• _CHALLENGE_: Omit every picture and output the rest of the records exactly as they are.

* Start GIVEN RECORDS *

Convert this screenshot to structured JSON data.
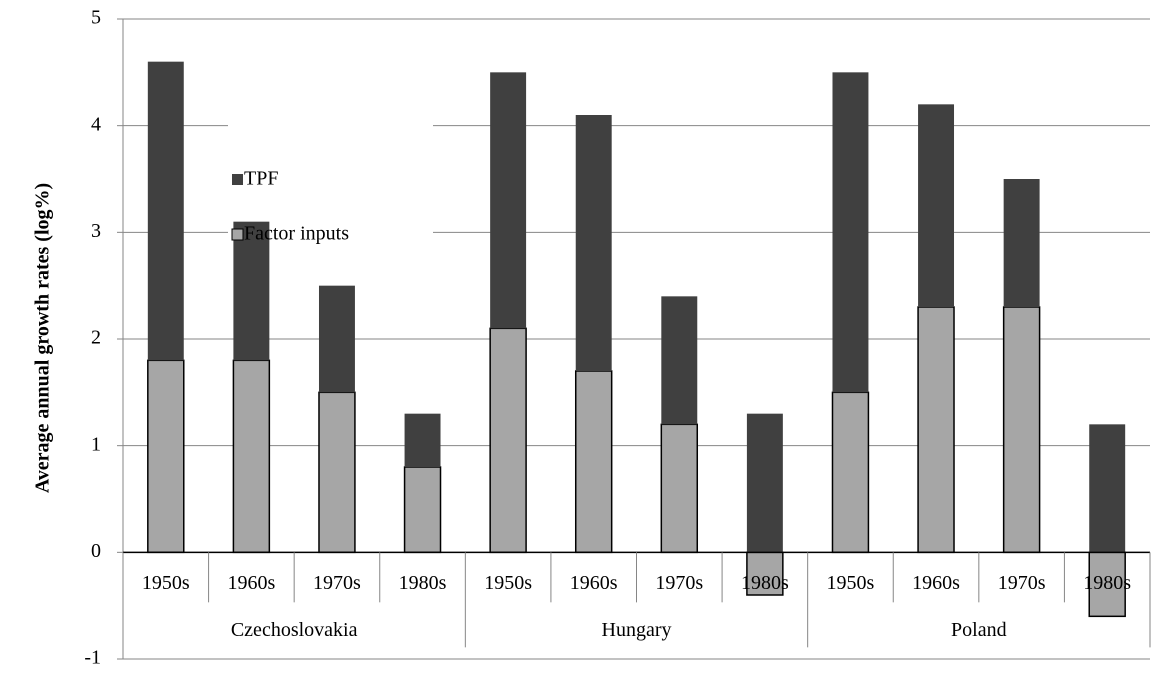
{
  "chart_data": {
    "type": "stacked_bar",
    "y_axis_label": "Average annual growth rates (log%)",
    "categories": [
      "1950s",
      "1960s",
      "1970s",
      "1980s",
      "1950s",
      "1960s",
      "1970s",
      "1980s",
      "1950s",
      "1960s",
      "1970s",
      "1980s"
    ],
    "groups": [
      "Czechoslovakia",
      "Hungary",
      "Poland"
    ],
    "series": [
      {
        "name": "Factor inputs",
        "color": "#a6a6a6",
        "values": [
          1.8,
          1.8,
          1.5,
          0.8,
          2.1,
          1.7,
          1.2,
          -0.4,
          1.5,
          2.3,
          2.3,
          -0.6
        ]
      },
      {
        "name": "TPF",
        "color": "#404040",
        "values": [
          2.8,
          1.3,
          1.0,
          0.5,
          2.4,
          2.4,
          1.2,
          1.3,
          3.0,
          1.9,
          1.2,
          1.2
        ]
      }
    ],
    "ylim": [
      -1,
      5
    ],
    "yticks": [
      -1,
      0,
      1,
      2,
      3,
      4,
      5
    ],
    "grid": true,
    "legend": "upper left"
  }
}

* End GIVEN RECORDS *

• _ANSWER TO THIS TASK_:
Convert this screenshot to structured JSON data.
{
  "chart_data": {
    "type": "stacked_bar",
    "y_axis_label": "Average annual growth rates (log%)",
    "categories": [
      "1950s",
      "1960s",
      "1970s",
      "1980s",
      "1950s",
      "1960s",
      "1970s",
      "1980s",
      "1950s",
      "1960s",
      "1970s",
      "1980s"
    ],
    "groups": [
      "Czechoslovakia",
      "Hungary",
      "Poland"
    ],
    "series": [
      {
        "name": "Factor inputs",
        "color": "#a6a6a6",
        "values": [
          1.8,
          1.8,
          1.5,
          0.8,
          2.1,
          1.7,
          1.2,
          -0.4,
          1.5,
          2.3,
          2.3,
          -0.6
        ]
      },
      {
        "name": "TPF",
        "color": "#404040",
        "values": [
          2.8,
          1.3,
          1.0,
          0.5,
          2.4,
          2.4,
          1.2,
          1.3,
          3.0,
          1.9,
          1.2,
          1.2
        ]
      }
    ],
    "ylim": [
      -1,
      5
    ],
    "yticks": [
      -1,
      0,
      1,
      2,
      3,
      4,
      5
    ],
    "grid": true,
    "legend": "upper left"
  }
}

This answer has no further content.